AIM: Wherever a line holds the word "icon", copy that line out.

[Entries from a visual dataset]
================================

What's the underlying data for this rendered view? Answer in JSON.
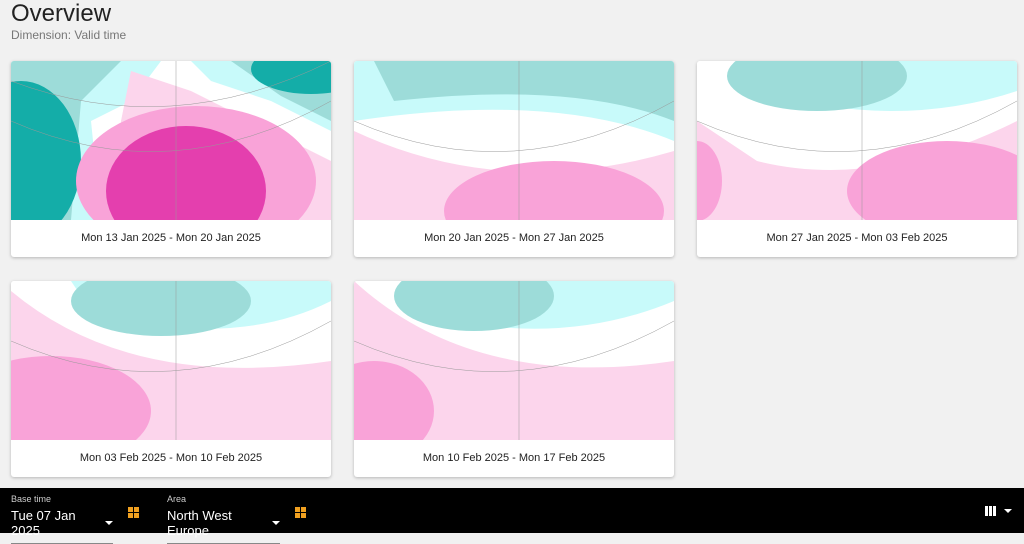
{
  "header": {
    "title": "Overview",
    "subtitle": "Dimension: Valid time"
  },
  "cards": [
    {
      "label": "Mon 13 Jan 2025 - Mon 20 Jan 2025"
    },
    {
      "label": "Mon 20 Jan 2025 - Mon 27 Jan 2025"
    },
    {
      "label": "Mon 27 Jan 2025 - Mon 03 Feb 2025"
    },
    {
      "label": "Mon 03 Feb 2025 - Mon 10 Feb 2025"
    },
    {
      "label": "Mon 10 Feb 2025 - Mon 17 Feb 2025"
    }
  ],
  "colors": {
    "teal_dark": "#14ada8",
    "teal_mid": "#9ddcd9",
    "cyan_light": "#c8fafa",
    "pink_light": "#fcd5ec",
    "pink_mid": "#f9a3d8",
    "magenta": "#e43fae"
  },
  "toolbar": {
    "base_time": {
      "label": "Base time",
      "value": "Tue 07 Jan 2025"
    },
    "area": {
      "label": "Area",
      "value": "North West Europe"
    },
    "grid_icon": "grid-icon",
    "columns_icon": "view-columns-icon"
  }
}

================================

CORRECT ANSWER:
    "grid_icon": "grid-icon",
    "columns_icon": "view-columns-icon"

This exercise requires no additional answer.